◆ WORK REQUIRED ◆
Copy the data below exactly, omitting any picture it contains.

◆ TASK INPUTS ◆
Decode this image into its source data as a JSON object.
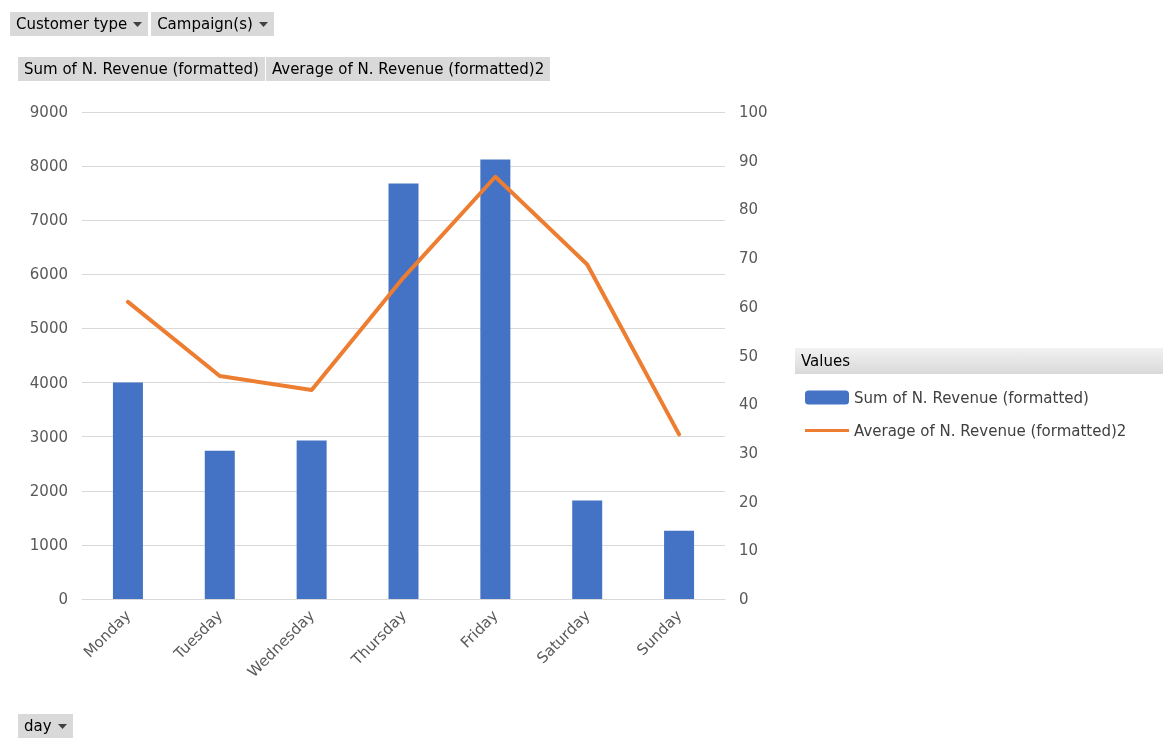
{
  "chart_data": {
    "type": "bar",
    "categories": [
      "Monday",
      "Tuesday",
      "Wednesday",
      "Thursday",
      "Friday",
      "Saturday",
      "Sunday"
    ],
    "xlabel": "day",
    "legend_title": "Values",
    "annotations": [
      "Customer type",
      "Campaign(s)",
      "Sum of N. Revenue (formatted)",
      "Average of N. Revenue (formatted)2"
    ],
    "series": [
      {
        "name": "Sum of N. Revenue (formatted)",
        "color": "#4472c4",
        "values": [
          4000,
          2740,
          2930,
          7680,
          8120,
          1820,
          1260
        ]
      },
      {
        "name": "Average of N. Revenue (formatted)2",
        "type": "line",
        "axis": "y2",
        "color": "#ed7d31",
        "values": [
          61,
          45.8,
          42.9,
          66,
          86.7,
          68.7,
          33.8
        ]
      }
    ],
    "ylim": [
      0,
      9000
    ],
    "yticks": [
      0,
      1000,
      2000,
      3000,
      4000,
      5000,
      6000,
      7000,
      8000,
      9000
    ],
    "y2lim": [
      0,
      100
    ],
    "y2ticks": [
      0,
      10,
      20,
      30,
      40,
      50,
      60,
      70,
      80,
      90,
      100
    ],
    "grid": "y",
    "legend": "right",
    "marker": "none"
  }
}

◆ COMPLETED TASK ◆
Decode this image into its source data as a JSON object.
{
  "chart_data": {
    "type": "bar",
    "categories": [
      "Monday",
      "Tuesday",
      "Wednesday",
      "Thursday",
      "Friday",
      "Saturday",
      "Sunday"
    ],
    "xlabel": "day",
    "legend_title": "Values",
    "annotations": [
      "Customer type",
      "Campaign(s)",
      "Sum of N. Revenue (formatted)",
      "Average of N. Revenue (formatted)2"
    ],
    "series": [
      {
        "name": "Sum of N. Revenue (formatted)",
        "color": "#4472c4",
        "values": [
          4000,
          2740,
          2930,
          7680,
          8120,
          1820,
          1260
        ]
      },
      {
        "name": "Average of N. Revenue (formatted)2",
        "type": "line",
        "axis": "y2",
        "color": "#ed7d31",
        "values": [
          61,
          45.8,
          42.9,
          66,
          86.7,
          68.7,
          33.8
        ]
      }
    ],
    "ylim": [
      0,
      9000
    ],
    "yticks": [
      0,
      1000,
      2000,
      3000,
      4000,
      5000,
      6000,
      7000,
      8000,
      9000
    ],
    "y2lim": [
      0,
      100
    ],
    "y2ticks": [
      0,
      10,
      20,
      30,
      40,
      50,
      60,
      70,
      80,
      90,
      100
    ],
    "grid": "y",
    "legend": "right",
    "marker": "none"
  }
}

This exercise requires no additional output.